Job: Reproduce all the entries exactly.

'''

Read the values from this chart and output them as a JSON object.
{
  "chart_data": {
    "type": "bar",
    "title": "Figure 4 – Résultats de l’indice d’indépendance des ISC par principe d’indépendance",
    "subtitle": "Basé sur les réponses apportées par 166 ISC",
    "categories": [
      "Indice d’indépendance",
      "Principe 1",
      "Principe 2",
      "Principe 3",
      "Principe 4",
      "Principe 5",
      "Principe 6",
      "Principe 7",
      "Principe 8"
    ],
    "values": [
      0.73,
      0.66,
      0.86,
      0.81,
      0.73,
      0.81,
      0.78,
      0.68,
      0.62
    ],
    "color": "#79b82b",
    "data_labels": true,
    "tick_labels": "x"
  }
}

'''

Output:
Read the values from this chart and output them as a JSON object.
{
  "chart_data": {
    "type": "bar",
    "title": "Figure 4 – Résultats de l’indice d’indépendance des ISC par principe d’indépendance",
    "subtitle": "Basé sur les réponses apportées par 166 ISC",
    "categories": [
      "Indice d’indépendance",
      "Principe 1",
      "Principe 2",
      "Principe 3",
      "Principe 4",
      "Principe 5",
      "Principe 6",
      "Principe 7",
      "Principe 8"
    ],
    "values": [
      0.73,
      0.66,
      0.86,
      0.81,
      0.73,
      0.81,
      0.78,
      0.68,
      0.62
    ],
    "color": "#79b82b",
    "data_labels": true,
    "tick_labels": "x"
  }
}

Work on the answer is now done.